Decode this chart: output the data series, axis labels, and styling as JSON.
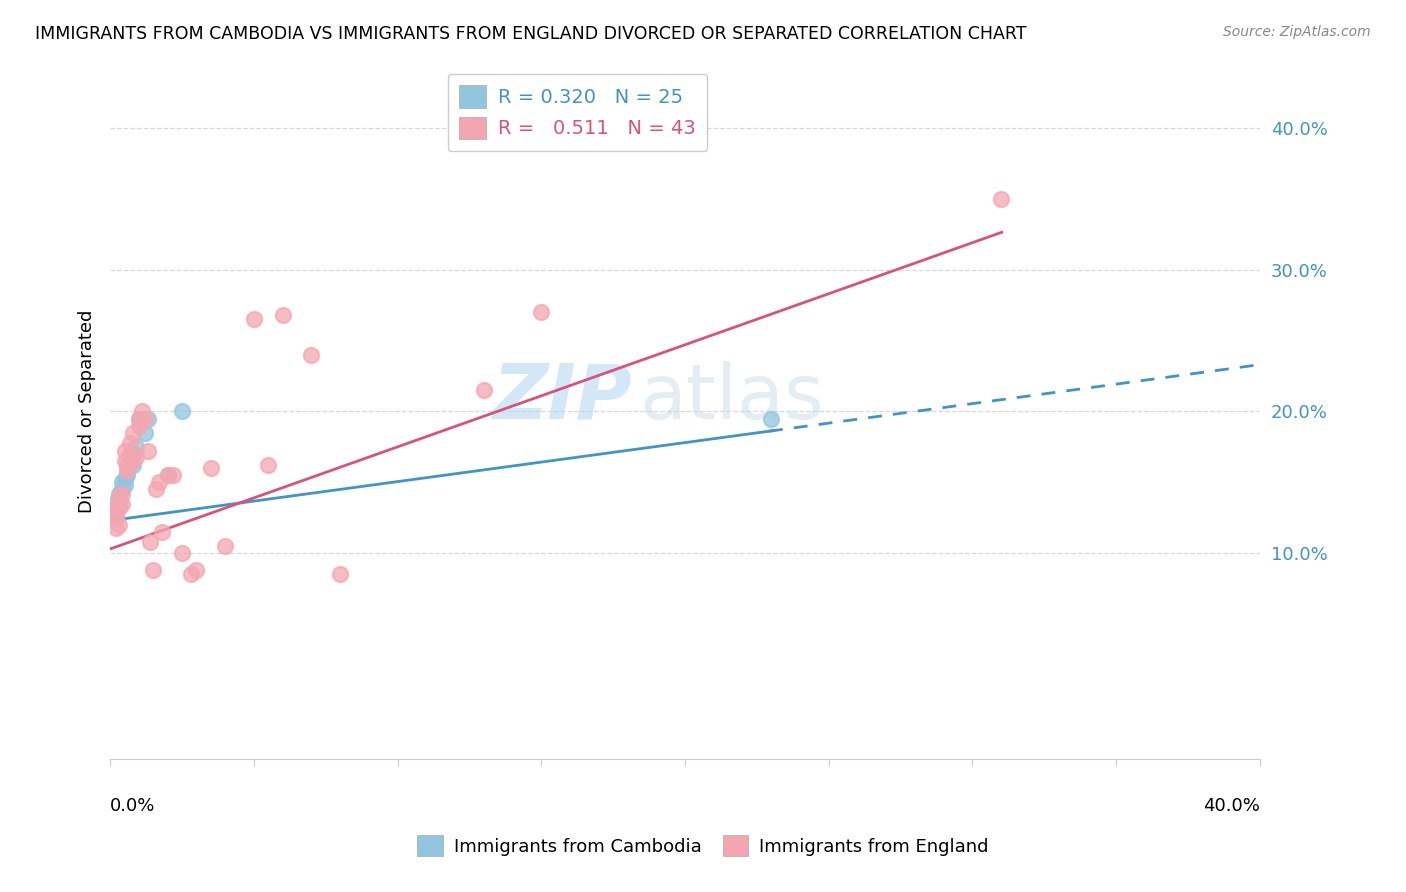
{
  "title": "IMMIGRANTS FROM CAMBODIA VS IMMIGRANTS FROM ENGLAND DIVORCED OR SEPARATED CORRELATION CHART",
  "source": "Source: ZipAtlas.com",
  "ylabel": "Divorced or Separated",
  "ytick_values": [
    0.1,
    0.2,
    0.3,
    0.4
  ],
  "ytick_labels": [
    "10.0%",
    "20.0%",
    "30.0%",
    "40.0%"
  ],
  "xlim": [
    0.0,
    0.4
  ],
  "ylim": [
    -0.045,
    0.445
  ],
  "legend_r_cambodia": "0.320",
  "legend_n_cambodia": "25",
  "legend_r_england": "0.511",
  "legend_n_england": "43",
  "color_cambodia": "#92c5de",
  "color_england": "#f4a6b0",
  "trendline_cambodia_color": "#4393c3",
  "trendline_england_color": "#d6537a",
  "watermark_line1": "ZIP",
  "watermark_line2": "atlas",
  "cambodia_x": [
    0.001,
    0.001,
    0.002,
    0.002,
    0.002,
    0.003,
    0.003,
    0.003,
    0.004,
    0.004,
    0.005,
    0.005,
    0.006,
    0.006,
    0.007,
    0.007,
    0.008,
    0.008,
    0.009,
    0.01,
    0.012,
    0.013,
    0.02,
    0.025,
    0.23
  ],
  "cambodia_y": [
    0.13,
    0.135,
    0.128,
    0.132,
    0.125,
    0.138,
    0.142,
    0.133,
    0.15,
    0.145,
    0.152,
    0.148,
    0.158,
    0.155,
    0.163,
    0.168,
    0.17,
    0.162,
    0.175,
    0.195,
    0.185,
    0.195,
    0.155,
    0.2,
    0.195
  ],
  "england_x": [
    0.001,
    0.001,
    0.002,
    0.002,
    0.003,
    0.003,
    0.003,
    0.004,
    0.004,
    0.005,
    0.005,
    0.006,
    0.006,
    0.007,
    0.007,
    0.008,
    0.008,
    0.009,
    0.01,
    0.01,
    0.011,
    0.012,
    0.013,
    0.014,
    0.015,
    0.016,
    0.017,
    0.018,
    0.02,
    0.022,
    0.025,
    0.028,
    0.03,
    0.035,
    0.04,
    0.05,
    0.055,
    0.06,
    0.07,
    0.08,
    0.13,
    0.15,
    0.31
  ],
  "england_y": [
    0.128,
    0.132,
    0.118,
    0.125,
    0.12,
    0.132,
    0.14,
    0.135,
    0.142,
    0.165,
    0.172,
    0.158,
    0.162,
    0.17,
    0.178,
    0.165,
    0.185,
    0.168,
    0.19,
    0.195,
    0.2,
    0.195,
    0.172,
    0.108,
    0.088,
    0.145,
    0.15,
    0.115,
    0.155,
    0.155,
    0.1,
    0.085,
    0.088,
    0.16,
    0.105,
    0.265,
    0.162,
    0.268,
    0.24,
    0.085,
    0.215,
    0.27,
    0.35
  ],
  "grid_color": "#d8d8d8",
  "spine_color": "#cccccc",
  "trendline_cambodia_intercept": 0.123,
  "trendline_cambodia_slope": 0.275,
  "trendline_england_intercept": 0.103,
  "trendline_england_slope": 0.72
}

— Goal of the exercise —
Quote all of the entries word for word, omitting any pictures.

— Correct answer —
Decode this chart: output the data series, axis labels, and styling as JSON.
{
  "title": "IMMIGRANTS FROM CAMBODIA VS IMMIGRANTS FROM ENGLAND DIVORCED OR SEPARATED CORRELATION CHART",
  "source": "Source: ZipAtlas.com",
  "ylabel": "Divorced or Separated",
  "ytick_values": [
    0.1,
    0.2,
    0.3,
    0.4
  ],
  "ytick_labels": [
    "10.0%",
    "20.0%",
    "30.0%",
    "40.0%"
  ],
  "xlim": [
    0.0,
    0.4
  ],
  "ylim": [
    -0.045,
    0.445
  ],
  "legend_r_cambodia": "0.320",
  "legend_n_cambodia": "25",
  "legend_r_england": "0.511",
  "legend_n_england": "43",
  "color_cambodia": "#92c5de",
  "color_england": "#f4a6b0",
  "trendline_cambodia_color": "#4393c3",
  "trendline_england_color": "#d6537a",
  "watermark_line1": "ZIP",
  "watermark_line2": "atlas",
  "cambodia_x": [
    0.001,
    0.001,
    0.002,
    0.002,
    0.002,
    0.003,
    0.003,
    0.003,
    0.004,
    0.004,
    0.005,
    0.005,
    0.006,
    0.006,
    0.007,
    0.007,
    0.008,
    0.008,
    0.009,
    0.01,
    0.012,
    0.013,
    0.02,
    0.025,
    0.23
  ],
  "cambodia_y": [
    0.13,
    0.135,
    0.128,
    0.132,
    0.125,
    0.138,
    0.142,
    0.133,
    0.15,
    0.145,
    0.152,
    0.148,
    0.158,
    0.155,
    0.163,
    0.168,
    0.17,
    0.162,
    0.175,
    0.195,
    0.185,
    0.195,
    0.155,
    0.2,
    0.195
  ],
  "england_x": [
    0.001,
    0.001,
    0.002,
    0.002,
    0.003,
    0.003,
    0.003,
    0.004,
    0.004,
    0.005,
    0.005,
    0.006,
    0.006,
    0.007,
    0.007,
    0.008,
    0.008,
    0.009,
    0.01,
    0.01,
    0.011,
    0.012,
    0.013,
    0.014,
    0.015,
    0.016,
    0.017,
    0.018,
    0.02,
    0.022,
    0.025,
    0.028,
    0.03,
    0.035,
    0.04,
    0.05,
    0.055,
    0.06,
    0.07,
    0.08,
    0.13,
    0.15,
    0.31
  ],
  "england_y": [
    0.128,
    0.132,
    0.118,
    0.125,
    0.12,
    0.132,
    0.14,
    0.135,
    0.142,
    0.165,
    0.172,
    0.158,
    0.162,
    0.17,
    0.178,
    0.165,
    0.185,
    0.168,
    0.19,
    0.195,
    0.2,
    0.195,
    0.172,
    0.108,
    0.088,
    0.145,
    0.15,
    0.115,
    0.155,
    0.155,
    0.1,
    0.085,
    0.088,
    0.16,
    0.105,
    0.265,
    0.162,
    0.268,
    0.24,
    0.085,
    0.215,
    0.27,
    0.35
  ],
  "grid_color": "#d8d8d8",
  "spine_color": "#cccccc",
  "trendline_cambodia_intercept": 0.123,
  "trendline_cambodia_slope": 0.275,
  "trendline_england_intercept": 0.103,
  "trendline_england_slope": 0.72
}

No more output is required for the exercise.